··· Gegebener Text ···
Krawall beim Pokalderby: FDP/MfM-Fraktion sieht Vereine und DFB in der Pflicht

Stadträtin Dr. Birgit Reinemund
Fraktionsvorsitzende Dr. Birgit Reinemund

Nach den Ausschreitungen beim Derby zwischen dem SV Waldhof Mannheim und dem 1. FC Kaiserslautern fordert die FDP/MfM-Fraktion im Gemeinderat Konsequenzen von den Vereinen und dem DFB.

Dr. Birgit Reinemund, Fraktionsvorsitzende: „Die Krawalle im Carl-Benz-Stadion haben mit Sport nichts mehr zu tun. Da stellt sich die Frage: Können Hochrisikospiele in Zukunft noch durchgeführt werden oder nur noch ohne Publikum? So kann es auf jeden Fall nicht weitergehen! Unser Dank gilt den Einsatzkräften, die Schlimmeres verhindert haben, und wir wünschen allen Verletzten eine schnelle Genesung. Ein Fußballabend darf nicht die halbe Stadt lahmlegen und Familien und friedliche Fans sowie Einsatz- und Rettungskräfte zu Leidtragenden einer gewaltbereiten Minderheit machen.“

Stadtrat Volker Beisel
Stadtrat Volker Beisel

Volker Beisel, sicherheitspolitischer Sprecher: „Das Sicherheitskonzept von Stadt und Polizei hat unter schwierigen Bedingungen gegriffen. Für uns bleibt aber die Frage, wie Pyrotechnik in dieser Menge überhaupt ins Stadion gelangen konnte. Die Einlasskontrollen haben hier offensichtlich nicht ausgereicht. Es war ja nicht das erste Mal, dass es bei dieser Konstellation zu Ausschreitungen kam. Die bisherigen Präventions- und Kontrollmaßnahmen haben offensichtlich nicht gegriffen. Hier sehen wir in erster Linie die Vereine und den DFB in der Verantwortung.“

Im Sicherheitsausschuss will die Fraktion klären, wie die Zugangskontrollen verschärft werden können, ob sich die Vereine an den Kosten des Einsatzes beteiligen und welche Möglichkeiten die Stadt hat, auf die Ausrichtung von Spielen mit absehbarem Gewaltpotenzial Einfluss zu nehmen. Für die FDP/MfM-Fraktion steht fest: Gewalt und Pyrotechnik haben im Stadion nicht verloren!
··· Ausgelesene Angaben ···
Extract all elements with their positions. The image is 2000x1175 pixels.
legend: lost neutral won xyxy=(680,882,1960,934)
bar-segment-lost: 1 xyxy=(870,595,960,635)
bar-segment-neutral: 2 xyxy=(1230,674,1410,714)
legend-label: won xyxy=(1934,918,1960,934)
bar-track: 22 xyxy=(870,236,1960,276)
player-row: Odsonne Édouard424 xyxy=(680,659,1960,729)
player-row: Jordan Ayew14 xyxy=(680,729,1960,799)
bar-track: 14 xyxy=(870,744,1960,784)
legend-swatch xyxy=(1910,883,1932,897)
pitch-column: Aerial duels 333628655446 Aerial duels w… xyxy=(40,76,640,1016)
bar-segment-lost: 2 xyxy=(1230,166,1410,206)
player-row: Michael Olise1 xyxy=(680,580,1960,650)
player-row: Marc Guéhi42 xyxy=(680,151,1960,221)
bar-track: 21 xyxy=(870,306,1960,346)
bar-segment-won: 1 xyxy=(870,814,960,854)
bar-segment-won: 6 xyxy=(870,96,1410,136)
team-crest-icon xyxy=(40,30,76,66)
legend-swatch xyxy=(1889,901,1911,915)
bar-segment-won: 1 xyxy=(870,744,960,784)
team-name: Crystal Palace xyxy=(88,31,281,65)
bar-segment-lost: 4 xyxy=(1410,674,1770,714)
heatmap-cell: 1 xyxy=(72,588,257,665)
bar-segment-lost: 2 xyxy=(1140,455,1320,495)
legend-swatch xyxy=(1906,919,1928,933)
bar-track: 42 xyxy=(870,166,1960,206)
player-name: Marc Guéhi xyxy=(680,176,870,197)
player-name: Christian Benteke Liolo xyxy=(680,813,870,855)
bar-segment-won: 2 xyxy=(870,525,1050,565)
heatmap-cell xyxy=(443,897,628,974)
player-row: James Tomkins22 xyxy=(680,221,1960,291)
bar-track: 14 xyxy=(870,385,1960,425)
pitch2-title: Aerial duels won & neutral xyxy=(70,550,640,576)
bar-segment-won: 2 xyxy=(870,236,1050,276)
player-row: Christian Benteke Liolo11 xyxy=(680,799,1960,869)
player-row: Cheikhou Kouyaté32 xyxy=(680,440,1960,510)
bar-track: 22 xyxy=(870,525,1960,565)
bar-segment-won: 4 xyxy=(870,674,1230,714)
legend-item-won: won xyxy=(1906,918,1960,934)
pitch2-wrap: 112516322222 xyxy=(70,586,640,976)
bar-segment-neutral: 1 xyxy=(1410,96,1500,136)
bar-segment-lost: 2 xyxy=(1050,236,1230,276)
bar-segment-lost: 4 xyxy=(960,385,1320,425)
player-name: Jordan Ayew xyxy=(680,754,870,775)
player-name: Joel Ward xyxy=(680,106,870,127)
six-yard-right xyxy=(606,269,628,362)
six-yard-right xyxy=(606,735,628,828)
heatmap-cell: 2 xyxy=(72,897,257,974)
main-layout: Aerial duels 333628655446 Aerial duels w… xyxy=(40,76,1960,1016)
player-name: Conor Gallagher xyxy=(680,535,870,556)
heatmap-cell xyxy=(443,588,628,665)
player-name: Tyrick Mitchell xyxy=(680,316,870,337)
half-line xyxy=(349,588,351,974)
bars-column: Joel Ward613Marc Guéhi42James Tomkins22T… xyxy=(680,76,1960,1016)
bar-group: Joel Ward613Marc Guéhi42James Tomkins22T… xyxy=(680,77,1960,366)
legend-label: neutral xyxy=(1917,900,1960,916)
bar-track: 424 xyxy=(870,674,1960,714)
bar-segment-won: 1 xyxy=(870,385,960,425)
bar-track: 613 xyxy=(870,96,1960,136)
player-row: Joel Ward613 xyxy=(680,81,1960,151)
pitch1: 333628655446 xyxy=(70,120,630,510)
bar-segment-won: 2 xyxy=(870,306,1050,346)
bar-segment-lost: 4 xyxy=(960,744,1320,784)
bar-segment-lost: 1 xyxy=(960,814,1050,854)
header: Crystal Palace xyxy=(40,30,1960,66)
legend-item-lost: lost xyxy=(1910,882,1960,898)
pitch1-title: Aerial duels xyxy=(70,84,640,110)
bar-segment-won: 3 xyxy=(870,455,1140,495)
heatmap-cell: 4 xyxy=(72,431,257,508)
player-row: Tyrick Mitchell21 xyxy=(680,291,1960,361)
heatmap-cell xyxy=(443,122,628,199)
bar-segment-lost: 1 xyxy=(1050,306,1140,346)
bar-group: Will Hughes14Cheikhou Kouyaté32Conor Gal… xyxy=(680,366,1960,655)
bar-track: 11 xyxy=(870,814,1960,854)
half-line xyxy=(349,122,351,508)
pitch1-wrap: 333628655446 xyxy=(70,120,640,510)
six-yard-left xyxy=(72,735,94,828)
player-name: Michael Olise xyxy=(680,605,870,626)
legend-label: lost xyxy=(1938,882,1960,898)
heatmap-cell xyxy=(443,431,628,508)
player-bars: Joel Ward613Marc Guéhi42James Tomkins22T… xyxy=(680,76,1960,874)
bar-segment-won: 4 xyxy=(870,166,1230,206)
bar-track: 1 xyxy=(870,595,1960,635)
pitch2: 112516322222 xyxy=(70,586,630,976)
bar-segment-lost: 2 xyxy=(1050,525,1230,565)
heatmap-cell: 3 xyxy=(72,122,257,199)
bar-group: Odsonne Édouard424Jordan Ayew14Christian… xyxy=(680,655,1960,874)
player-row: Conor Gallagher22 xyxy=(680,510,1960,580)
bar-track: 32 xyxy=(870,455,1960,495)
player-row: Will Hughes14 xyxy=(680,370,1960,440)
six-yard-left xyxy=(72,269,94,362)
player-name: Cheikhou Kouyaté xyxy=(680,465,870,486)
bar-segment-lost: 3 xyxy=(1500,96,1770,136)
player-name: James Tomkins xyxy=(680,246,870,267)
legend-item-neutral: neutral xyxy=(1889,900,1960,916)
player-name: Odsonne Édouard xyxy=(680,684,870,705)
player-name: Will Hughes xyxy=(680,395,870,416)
···
Aufgabe: Schreib aus dem Text über die Krawalle beim Pokalderby den Abschnitt von „Stadträtin Dr. Birgit“ bis „und dem DFB.“ Wort für Wort ab.

Antwort:
Stadträtin Dr. Birgit Reinemund
Fraktionsvorsitzende Dr. Birgit Reinemund

Nach den Ausschreitungen beim Derby zwischen dem SV Waldhof Mannheim und dem 1. FC Kaiserslautern fordert die FDP/MfM-Fraktion im Gemeinderat Konsequenzen von den Vereinen und dem DFB.